__The exercise__. Repeat every line exactly, keeping the pictures out of the copy.
* Start Dataset excerpts *
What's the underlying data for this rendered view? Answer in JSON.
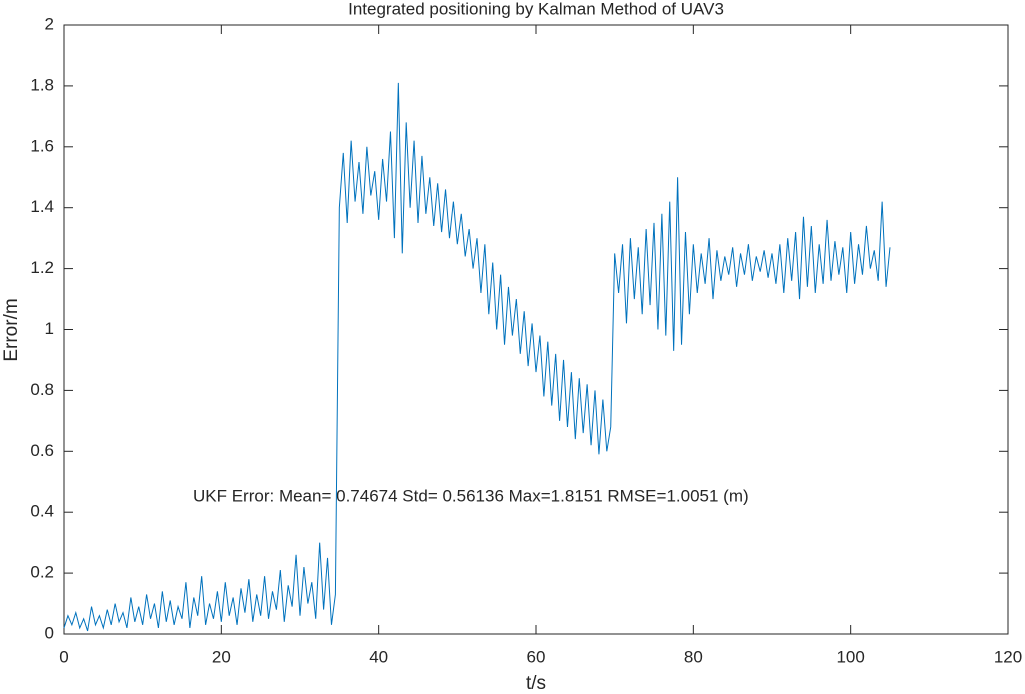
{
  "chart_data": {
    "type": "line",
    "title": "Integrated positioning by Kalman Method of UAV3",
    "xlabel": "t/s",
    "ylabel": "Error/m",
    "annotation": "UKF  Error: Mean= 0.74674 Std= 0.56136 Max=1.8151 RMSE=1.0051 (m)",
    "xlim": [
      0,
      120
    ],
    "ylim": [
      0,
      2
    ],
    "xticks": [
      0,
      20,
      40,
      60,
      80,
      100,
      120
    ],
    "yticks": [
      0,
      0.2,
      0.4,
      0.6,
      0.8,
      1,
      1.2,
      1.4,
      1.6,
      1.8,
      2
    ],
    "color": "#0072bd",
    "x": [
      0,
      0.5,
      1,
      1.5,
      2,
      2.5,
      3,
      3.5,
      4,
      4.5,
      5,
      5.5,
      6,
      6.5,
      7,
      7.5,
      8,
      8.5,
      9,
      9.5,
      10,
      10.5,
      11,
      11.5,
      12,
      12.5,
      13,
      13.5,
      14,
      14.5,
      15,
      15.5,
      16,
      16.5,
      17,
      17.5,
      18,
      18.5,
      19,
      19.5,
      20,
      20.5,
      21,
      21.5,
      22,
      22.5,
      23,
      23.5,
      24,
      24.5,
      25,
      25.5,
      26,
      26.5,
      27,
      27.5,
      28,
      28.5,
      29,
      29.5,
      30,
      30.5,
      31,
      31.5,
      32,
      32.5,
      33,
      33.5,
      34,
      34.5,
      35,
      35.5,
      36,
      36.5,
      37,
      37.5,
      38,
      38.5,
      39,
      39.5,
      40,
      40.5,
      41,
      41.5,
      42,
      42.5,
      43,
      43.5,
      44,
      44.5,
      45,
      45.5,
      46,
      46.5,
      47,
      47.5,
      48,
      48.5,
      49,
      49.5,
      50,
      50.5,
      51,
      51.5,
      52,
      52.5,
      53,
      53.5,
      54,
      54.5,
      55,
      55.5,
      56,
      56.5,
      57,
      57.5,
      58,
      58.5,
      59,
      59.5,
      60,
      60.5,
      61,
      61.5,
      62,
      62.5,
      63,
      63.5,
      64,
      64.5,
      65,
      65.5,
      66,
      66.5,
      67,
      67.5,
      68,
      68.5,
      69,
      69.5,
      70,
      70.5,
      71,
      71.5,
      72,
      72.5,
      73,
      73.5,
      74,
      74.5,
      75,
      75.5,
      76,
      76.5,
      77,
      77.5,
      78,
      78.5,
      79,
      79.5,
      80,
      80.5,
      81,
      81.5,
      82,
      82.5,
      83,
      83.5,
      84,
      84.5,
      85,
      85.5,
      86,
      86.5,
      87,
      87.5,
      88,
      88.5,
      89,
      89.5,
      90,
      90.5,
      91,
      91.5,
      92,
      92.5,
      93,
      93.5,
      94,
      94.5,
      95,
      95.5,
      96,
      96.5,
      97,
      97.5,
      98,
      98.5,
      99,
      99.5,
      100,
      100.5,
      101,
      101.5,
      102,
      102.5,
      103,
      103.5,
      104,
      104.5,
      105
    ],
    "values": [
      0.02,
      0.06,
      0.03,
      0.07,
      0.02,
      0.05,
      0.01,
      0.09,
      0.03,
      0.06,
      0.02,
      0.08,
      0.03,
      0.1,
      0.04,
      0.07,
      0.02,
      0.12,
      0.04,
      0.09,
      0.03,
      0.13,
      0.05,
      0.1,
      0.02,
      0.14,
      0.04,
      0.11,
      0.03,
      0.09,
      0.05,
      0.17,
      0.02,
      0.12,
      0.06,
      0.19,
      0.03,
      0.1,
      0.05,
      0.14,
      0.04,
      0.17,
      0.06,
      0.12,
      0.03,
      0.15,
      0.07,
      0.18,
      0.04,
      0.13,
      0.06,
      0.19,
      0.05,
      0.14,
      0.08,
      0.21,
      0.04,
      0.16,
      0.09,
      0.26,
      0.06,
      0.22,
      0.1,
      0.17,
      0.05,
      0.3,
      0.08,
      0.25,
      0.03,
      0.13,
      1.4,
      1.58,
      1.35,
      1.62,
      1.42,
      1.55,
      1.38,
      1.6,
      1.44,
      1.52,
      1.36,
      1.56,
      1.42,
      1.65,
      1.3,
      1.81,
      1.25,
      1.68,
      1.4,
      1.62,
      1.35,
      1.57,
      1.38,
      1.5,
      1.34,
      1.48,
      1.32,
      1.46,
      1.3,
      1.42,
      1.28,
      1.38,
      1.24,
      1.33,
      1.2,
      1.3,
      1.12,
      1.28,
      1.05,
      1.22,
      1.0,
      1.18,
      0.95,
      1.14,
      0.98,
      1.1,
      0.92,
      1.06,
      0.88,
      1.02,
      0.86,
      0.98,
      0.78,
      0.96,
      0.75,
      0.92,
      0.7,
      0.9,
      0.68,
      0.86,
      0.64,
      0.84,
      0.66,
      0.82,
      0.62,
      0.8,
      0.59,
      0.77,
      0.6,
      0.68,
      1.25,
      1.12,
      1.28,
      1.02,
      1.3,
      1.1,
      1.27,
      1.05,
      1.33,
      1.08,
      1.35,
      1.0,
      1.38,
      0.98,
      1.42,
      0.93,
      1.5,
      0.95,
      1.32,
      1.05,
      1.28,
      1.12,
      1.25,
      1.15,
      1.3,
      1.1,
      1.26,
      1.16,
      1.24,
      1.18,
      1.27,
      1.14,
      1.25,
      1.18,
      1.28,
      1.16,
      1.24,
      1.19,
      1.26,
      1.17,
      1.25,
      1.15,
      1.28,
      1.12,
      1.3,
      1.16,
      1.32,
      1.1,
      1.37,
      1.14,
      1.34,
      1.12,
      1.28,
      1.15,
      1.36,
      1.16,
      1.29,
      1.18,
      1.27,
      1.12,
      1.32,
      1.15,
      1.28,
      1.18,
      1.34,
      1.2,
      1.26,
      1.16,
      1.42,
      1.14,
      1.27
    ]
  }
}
* End Dataset excerpts *
__Output for this task__.
What's the underlying data for this rendered view? Answer in JSON.
{
  "chart_data": {
    "type": "line",
    "title": "Integrated positioning by Kalman Method of UAV3",
    "xlabel": "t/s",
    "ylabel": "Error/m",
    "annotation": "UKF  Error: Mean= 0.74674 Std= 0.56136 Max=1.8151 RMSE=1.0051 (m)",
    "xlim": [
      0,
      120
    ],
    "ylim": [
      0,
      2
    ],
    "xticks": [
      0,
      20,
      40,
      60,
      80,
      100,
      120
    ],
    "yticks": [
      0,
      0.2,
      0.4,
      0.6,
      0.8,
      1,
      1.2,
      1.4,
      1.6,
      1.8,
      2
    ],
    "color": "#0072bd",
    "x": [
      0,
      0.5,
      1,
      1.5,
      2,
      2.5,
      3,
      3.5,
      4,
      4.5,
      5,
      5.5,
      6,
      6.5,
      7,
      7.5,
      8,
      8.5,
      9,
      9.5,
      10,
      10.5,
      11,
      11.5,
      12,
      12.5,
      13,
      13.5,
      14,
      14.5,
      15,
      15.5,
      16,
      16.5,
      17,
      17.5,
      18,
      18.5,
      19,
      19.5,
      20,
      20.5,
      21,
      21.5,
      22,
      22.5,
      23,
      23.5,
      24,
      24.5,
      25,
      25.5,
      26,
      26.5,
      27,
      27.5,
      28,
      28.5,
      29,
      29.5,
      30,
      30.5,
      31,
      31.5,
      32,
      32.5,
      33,
      33.5,
      34,
      34.5,
      35,
      35.5,
      36,
      36.5,
      37,
      37.5,
      38,
      38.5,
      39,
      39.5,
      40,
      40.5,
      41,
      41.5,
      42,
      42.5,
      43,
      43.5,
      44,
      44.5,
      45,
      45.5,
      46,
      46.5,
      47,
      47.5,
      48,
      48.5,
      49,
      49.5,
      50,
      50.5,
      51,
      51.5,
      52,
      52.5,
      53,
      53.5,
      54,
      54.5,
      55,
      55.5,
      56,
      56.5,
      57,
      57.5,
      58,
      58.5,
      59,
      59.5,
      60,
      60.5,
      61,
      61.5,
      62,
      62.5,
      63,
      63.5,
      64,
      64.5,
      65,
      65.5,
      66,
      66.5,
      67,
      67.5,
      68,
      68.5,
      69,
      69.5,
      70,
      70.5,
      71,
      71.5,
      72,
      72.5,
      73,
      73.5,
      74,
      74.5,
      75,
      75.5,
      76,
      76.5,
      77,
      77.5,
      78,
      78.5,
      79,
      79.5,
      80,
      80.5,
      81,
      81.5,
      82,
      82.5,
      83,
      83.5,
      84,
      84.5,
      85,
      85.5,
      86,
      86.5,
      87,
      87.5,
      88,
      88.5,
      89,
      89.5,
      90,
      90.5,
      91,
      91.5,
      92,
      92.5,
      93,
      93.5,
      94,
      94.5,
      95,
      95.5,
      96,
      96.5,
      97,
      97.5,
      98,
      98.5,
      99,
      99.5,
      100,
      100.5,
      101,
      101.5,
      102,
      102.5,
      103,
      103.5,
      104,
      104.5,
      105
    ],
    "values": [
      0.02,
      0.06,
      0.03,
      0.07,
      0.02,
      0.05,
      0.01,
      0.09,
      0.03,
      0.06,
      0.02,
      0.08,
      0.03,
      0.1,
      0.04,
      0.07,
      0.02,
      0.12,
      0.04,
      0.09,
      0.03,
      0.13,
      0.05,
      0.1,
      0.02,
      0.14,
      0.04,
      0.11,
      0.03,
      0.09,
      0.05,
      0.17,
      0.02,
      0.12,
      0.06,
      0.19,
      0.03,
      0.1,
      0.05,
      0.14,
      0.04,
      0.17,
      0.06,
      0.12,
      0.03,
      0.15,
      0.07,
      0.18,
      0.04,
      0.13,
      0.06,
      0.19,
      0.05,
      0.14,
      0.08,
      0.21,
      0.04,
      0.16,
      0.09,
      0.26,
      0.06,
      0.22,
      0.1,
      0.17,
      0.05,
      0.3,
      0.08,
      0.25,
      0.03,
      0.13,
      1.4,
      1.58,
      1.35,
      1.62,
      1.42,
      1.55,
      1.38,
      1.6,
      1.44,
      1.52,
      1.36,
      1.56,
      1.42,
      1.65,
      1.3,
      1.81,
      1.25,
      1.68,
      1.4,
      1.62,
      1.35,
      1.57,
      1.38,
      1.5,
      1.34,
      1.48,
      1.32,
      1.46,
      1.3,
      1.42,
      1.28,
      1.38,
      1.24,
      1.33,
      1.2,
      1.3,
      1.12,
      1.28,
      1.05,
      1.22,
      1.0,
      1.18,
      0.95,
      1.14,
      0.98,
      1.1,
      0.92,
      1.06,
      0.88,
      1.02,
      0.86,
      0.98,
      0.78,
      0.96,
      0.75,
      0.92,
      0.7,
      0.9,
      0.68,
      0.86,
      0.64,
      0.84,
      0.66,
      0.82,
      0.62,
      0.8,
      0.59,
      0.77,
      0.6,
      0.68,
      1.25,
      1.12,
      1.28,
      1.02,
      1.3,
      1.1,
      1.27,
      1.05,
      1.33,
      1.08,
      1.35,
      1.0,
      1.38,
      0.98,
      1.42,
      0.93,
      1.5,
      0.95,
      1.32,
      1.05,
      1.28,
      1.12,
      1.25,
      1.15,
      1.3,
      1.1,
      1.26,
      1.16,
      1.24,
      1.18,
      1.27,
      1.14,
      1.25,
      1.18,
      1.28,
      1.16,
      1.24,
      1.19,
      1.26,
      1.17,
      1.25,
      1.15,
      1.28,
      1.12,
      1.3,
      1.16,
      1.32,
      1.1,
      1.37,
      1.14,
      1.34,
      1.12,
      1.28,
      1.15,
      1.36,
      1.16,
      1.29,
      1.18,
      1.27,
      1.12,
      1.32,
      1.15,
      1.28,
      1.18,
      1.34,
      1.2,
      1.26,
      1.16,
      1.42,
      1.14,
      1.27
    ]
  }
}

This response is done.